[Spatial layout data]
• • • • • • •

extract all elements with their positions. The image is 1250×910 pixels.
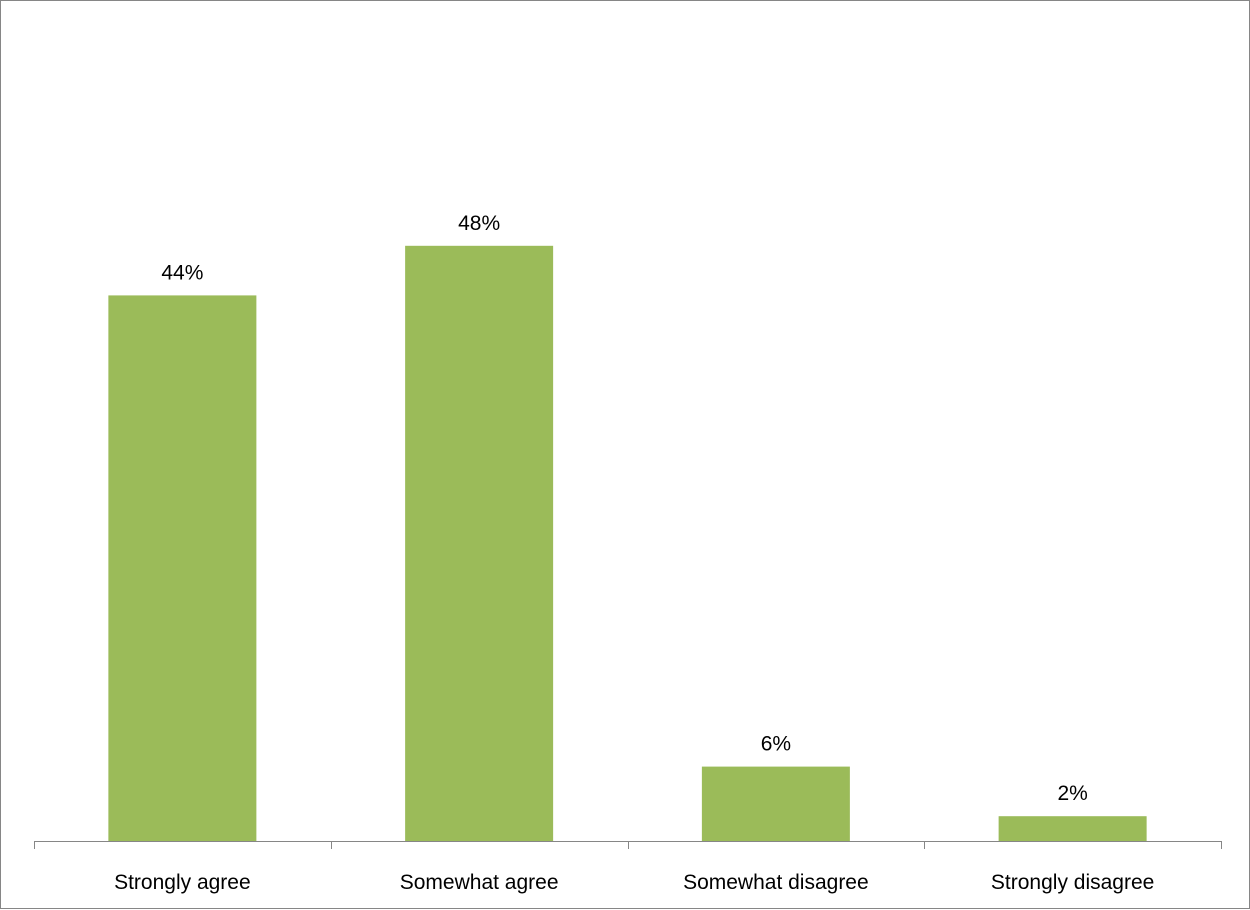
category-label-somewhat-agree: Somewhat agree [400,871,559,894]
data-label-strongly-disagree: 2% [1057,782,1087,805]
x-axis [34,841,1222,849]
bar-somewhat-disagree [701,766,850,841]
category-label-somewhat-disagree: Somewhat disagree [683,871,869,894]
data-label-strongly-agree: 44% [161,261,203,284]
bar-somewhat-agree [405,245,554,842]
bar-strongly-agree [108,295,257,841]
bar-strongly-disagree [998,816,1147,841]
bars-group [108,245,1147,842]
category-label-strongly-disagree: Strongly disagree [991,871,1154,894]
data-label-somewhat-agree: 48% [458,212,500,235]
category-label-strongly-agree: Strongly agree [114,871,251,894]
data-labels-group: 44% 48% 6% 2% [161,212,1087,805]
data-label-somewhat-disagree: 6% [761,733,791,756]
category-labels-group: Strongly agree Somewhat agree Somewhat dis… [114,871,1154,894]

• • • • • • •

■ WHAT TO WORK ON: Can you retype every line of the data above with no changes, leaving out the picture?

■ SOLVED EXERCISE:
extract all elements with their positions. The image is 1250×910 pixels.
category-label-somewhat-agree: Somewhat agree [400,871,559,894]
data-label-strongly-disagree: 2% [1057,782,1087,805]
x-axis [34,841,1222,849]
bar-somewhat-disagree [701,766,850,841]
category-label-somewhat-disagree: Somewhat disagree [683,871,869,894]
data-label-strongly-agree: 44% [161,261,203,284]
bar-somewhat-agree [405,245,554,842]
bar-strongly-agree [108,295,257,841]
bar-strongly-disagree [998,816,1147,841]
bars-group [108,245,1147,842]
category-label-strongly-disagree: Strongly disagree [991,871,1154,894]
data-label-somewhat-agree: 48% [458,212,500,235]
category-label-strongly-agree: Strongly agree [114,871,251,894]
data-labels-group: 44% 48% 6% 2% [161,212,1087,805]
data-label-somewhat-disagree: 6% [761,733,791,756]
category-labels-group: Strongly agree Somewhat agree Somewhat dis… [114,871,1154,894]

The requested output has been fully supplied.